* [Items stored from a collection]

>> begin

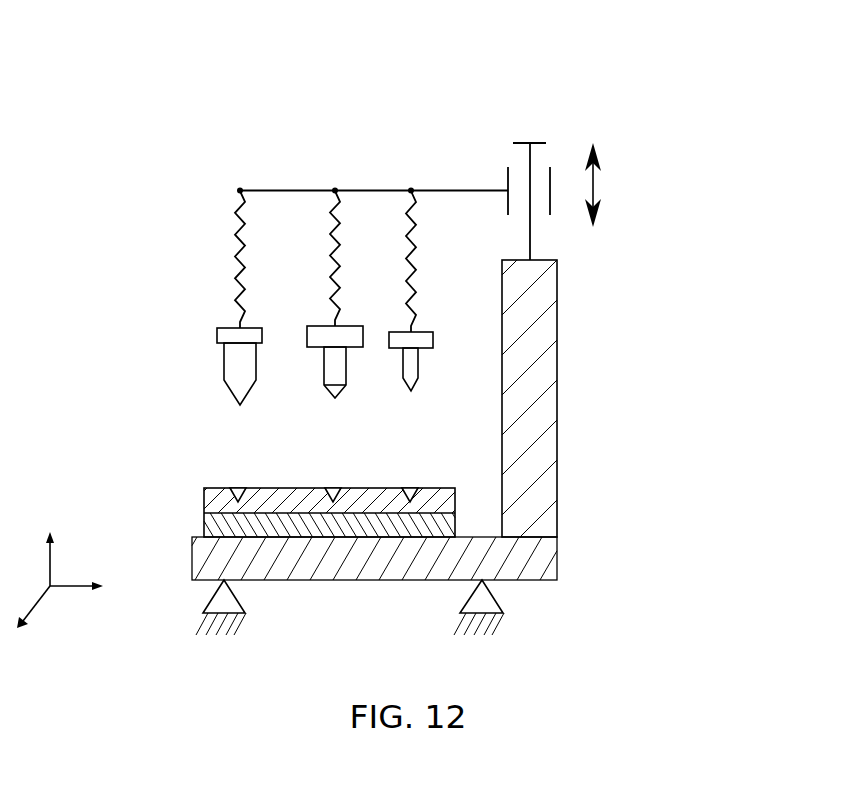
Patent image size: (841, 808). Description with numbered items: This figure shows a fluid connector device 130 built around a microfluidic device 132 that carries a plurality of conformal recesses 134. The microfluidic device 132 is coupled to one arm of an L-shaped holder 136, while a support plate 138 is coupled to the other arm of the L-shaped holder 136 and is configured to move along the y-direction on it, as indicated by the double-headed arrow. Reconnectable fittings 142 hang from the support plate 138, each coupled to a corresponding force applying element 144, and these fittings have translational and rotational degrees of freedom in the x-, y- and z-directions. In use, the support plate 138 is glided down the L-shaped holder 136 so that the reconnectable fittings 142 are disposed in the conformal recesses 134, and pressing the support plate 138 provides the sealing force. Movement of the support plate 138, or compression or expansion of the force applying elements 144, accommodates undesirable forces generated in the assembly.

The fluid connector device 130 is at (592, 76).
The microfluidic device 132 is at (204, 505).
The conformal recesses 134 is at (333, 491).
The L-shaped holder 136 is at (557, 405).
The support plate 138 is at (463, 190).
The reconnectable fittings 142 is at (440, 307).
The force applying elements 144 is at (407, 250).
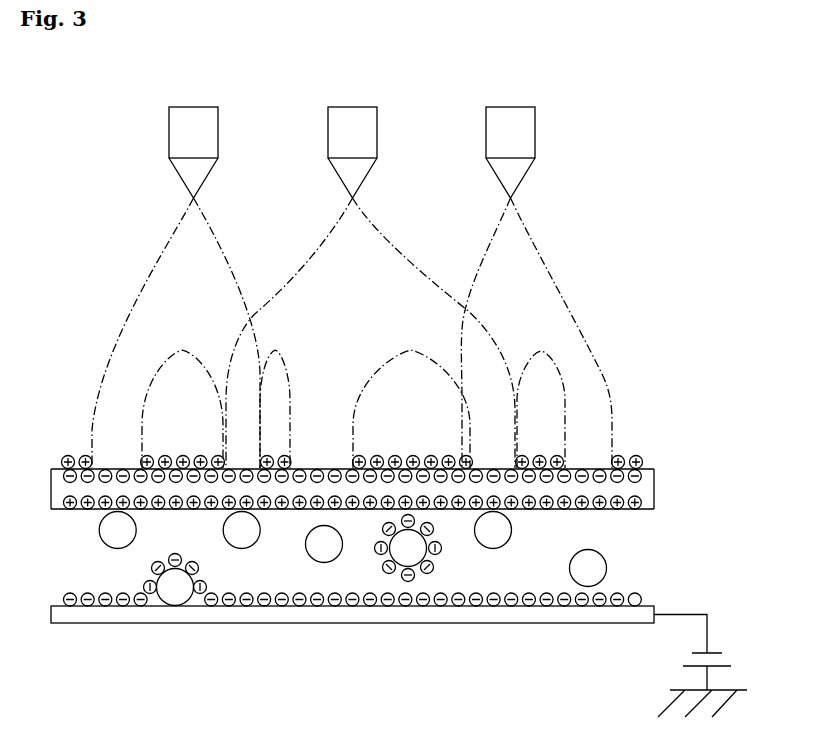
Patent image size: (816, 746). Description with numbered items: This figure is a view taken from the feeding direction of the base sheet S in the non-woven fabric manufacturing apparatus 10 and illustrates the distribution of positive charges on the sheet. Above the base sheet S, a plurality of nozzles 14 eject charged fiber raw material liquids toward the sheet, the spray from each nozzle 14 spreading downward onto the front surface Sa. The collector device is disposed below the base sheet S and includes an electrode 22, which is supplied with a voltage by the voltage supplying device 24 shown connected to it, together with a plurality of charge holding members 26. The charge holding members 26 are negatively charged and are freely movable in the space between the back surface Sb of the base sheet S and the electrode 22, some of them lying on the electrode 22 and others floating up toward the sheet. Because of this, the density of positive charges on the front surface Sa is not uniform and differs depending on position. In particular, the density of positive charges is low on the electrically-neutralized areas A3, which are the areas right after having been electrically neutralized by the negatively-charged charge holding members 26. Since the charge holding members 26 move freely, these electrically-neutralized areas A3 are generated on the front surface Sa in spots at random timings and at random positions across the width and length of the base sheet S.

>> end

* [Task to carry out]
Reproduce every line of the material above word for word, leaving out the pictures.

* [The completed task]
Patent image size: (841, 808). Description with numbered items: This figure shows a fluid connector device 130 built around a microfluidic device 132 that carries a plurality of conformal recesses 134. The microfluidic device 132 is coupled to one arm of an L-shaped holder 136, while a support plate 138 is coupled to the other arm of the L-shaped holder 136 and is configured to move along the y-direction on it, as indicated by the double-headed arrow. Reconnectable fittings 142 hang from the support plate 138, each coupled to a corresponding force applying element 144, and these fittings have translational and rotational degrees of freedom in the x-, y- and z-directions. In use, the support plate 138 is glided down the L-shaped holder 136 so that the reconnectable fittings 142 are disposed in the conformal recesses 134, and pressing the support plate 138 provides the sealing force. Movement of the support plate 138, or compression or expansion of the force applying elements 144, accommodates undesirable forces generated in the assembly.

The fluid connector device 130 is at (592, 76).
The microfluidic device 132 is at (204, 505).
The conformal recesses 134 is at (333, 491).
The L-shaped holder 136 is at (557, 405).
The support plate 138 is at (463, 190).
The reconnectable fittings 142 is at (440, 307).
The force applying elements 144 is at (407, 250).
Patent image size: (816, 746). Description with numbered items: This figure is a view taken from the feeding direction of the base sheet S in the non-woven fabric manufacturing apparatus 10 and illustrates the distribution of positive charges on the sheet. Above the base sheet S, a plurality of nozzles 14 eject charged fiber raw material liquids toward the sheet, the spray from each nozzle 14 spreading downward onto the front surface Sa. The collector device is disposed below the base sheet S and includes an electrode 22, which is supplied with a voltage by the voltage supplying device 24 shown connected to it, together with a plurality of charge holding members 26. The charge holding members 26 are negatively charged and are freely movable in the space between the back surface Sb of the base sheet S and the electrode 22, some of them lying on the electrode 22 and others floating up toward the sheet. Because of this, the density of positive charges on the front surface Sa is not uniform and differs depending on position. In particular, the density of positive charges is low on the electrically-neutralized areas A3, which are the areas right after having been electrically neutralized by the negatively-charged charge holding members 26. Since the charge holding members 26 move freely, these electrically-neutralized areas A3 are generated on the front surface Sa in spots at random timings and at random positions across the width and length of the base sheet S.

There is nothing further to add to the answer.